Collected data:
::::::
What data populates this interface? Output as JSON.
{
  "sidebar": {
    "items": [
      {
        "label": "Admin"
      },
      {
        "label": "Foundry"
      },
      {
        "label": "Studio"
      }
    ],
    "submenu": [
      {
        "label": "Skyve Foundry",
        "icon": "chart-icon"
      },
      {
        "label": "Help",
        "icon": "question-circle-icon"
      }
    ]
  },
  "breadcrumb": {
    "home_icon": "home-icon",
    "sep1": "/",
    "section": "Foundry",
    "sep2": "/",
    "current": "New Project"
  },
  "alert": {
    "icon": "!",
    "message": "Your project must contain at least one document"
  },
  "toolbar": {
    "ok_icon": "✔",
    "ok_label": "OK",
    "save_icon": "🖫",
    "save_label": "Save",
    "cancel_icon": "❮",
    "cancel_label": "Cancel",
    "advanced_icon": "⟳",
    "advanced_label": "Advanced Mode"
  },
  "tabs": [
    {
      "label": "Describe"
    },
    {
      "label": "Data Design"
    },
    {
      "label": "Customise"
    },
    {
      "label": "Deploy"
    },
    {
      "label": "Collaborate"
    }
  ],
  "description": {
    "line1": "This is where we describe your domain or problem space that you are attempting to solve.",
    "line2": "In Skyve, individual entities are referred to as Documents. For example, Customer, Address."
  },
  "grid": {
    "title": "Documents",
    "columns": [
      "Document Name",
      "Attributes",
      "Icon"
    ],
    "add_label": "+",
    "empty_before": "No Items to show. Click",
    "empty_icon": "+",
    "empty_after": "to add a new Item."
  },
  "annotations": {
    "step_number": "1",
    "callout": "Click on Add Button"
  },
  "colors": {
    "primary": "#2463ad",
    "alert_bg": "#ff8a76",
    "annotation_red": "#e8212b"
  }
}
::::::
## Written exercise
Copy down the whole of the data above, matching it exactly.

## Solution to the problem
What data populates this interface? Output as JSON.
{
  "sidebar": {
    "items": [
      {
        "label": "Admin"
      },
      {
        "label": "Foundry"
      },
      {
        "label": "Studio"
      }
    ],
    "submenu": [
      {
        "label": "Skyve Foundry",
        "icon": "chart-icon"
      },
      {
        "label": "Help",
        "icon": "question-circle-icon"
      }
    ]
  },
  "breadcrumb": {
    "home_icon": "home-icon",
    "sep1": "/",
    "section": "Foundry",
    "sep2": "/",
    "current": "New Project"
  },
  "alert": {
    "icon": "!",
    "message": "Your project must contain at least one document"
  },
  "toolbar": {
    "ok_icon": "✔",
    "ok_label": "OK",
    "save_icon": "🖫",
    "save_label": "Save",
    "cancel_icon": "❮",
    "cancel_label": "Cancel",
    "advanced_icon": "⟳",
    "advanced_label": "Advanced Mode"
  },
  "tabs": [
    {
      "label": "Describe"
    },
    {
      "label": "Data Design"
    },
    {
      "label": "Customise"
    },
    {
      "label": "Deploy"
    },
    {
      "label": "Collaborate"
    }
  ],
  "description": {
    "line1": "This is where we describe your domain or problem space that you are attempting to solve.",
    "line2": "In Skyve, individual entities are referred to as Documents. For example, Customer, Address."
  },
  "grid": {
    "title": "Documents",
    "columns": [
      "Document Name",
      "Attributes",
      "Icon"
    ],
    "add_label": "+",
    "empty_before": "No Items to show. Click",
    "empty_icon": "+",
    "empty_after": "to add a new Item."
  },
  "annotations": {
    "step_number": "1",
    "callout": "Click on Add Button"
  },
  "colors": {
    "primary": "#2463ad",
    "alert_bg": "#ff8a76",
    "annotation_red": "#e8212b"
  }
}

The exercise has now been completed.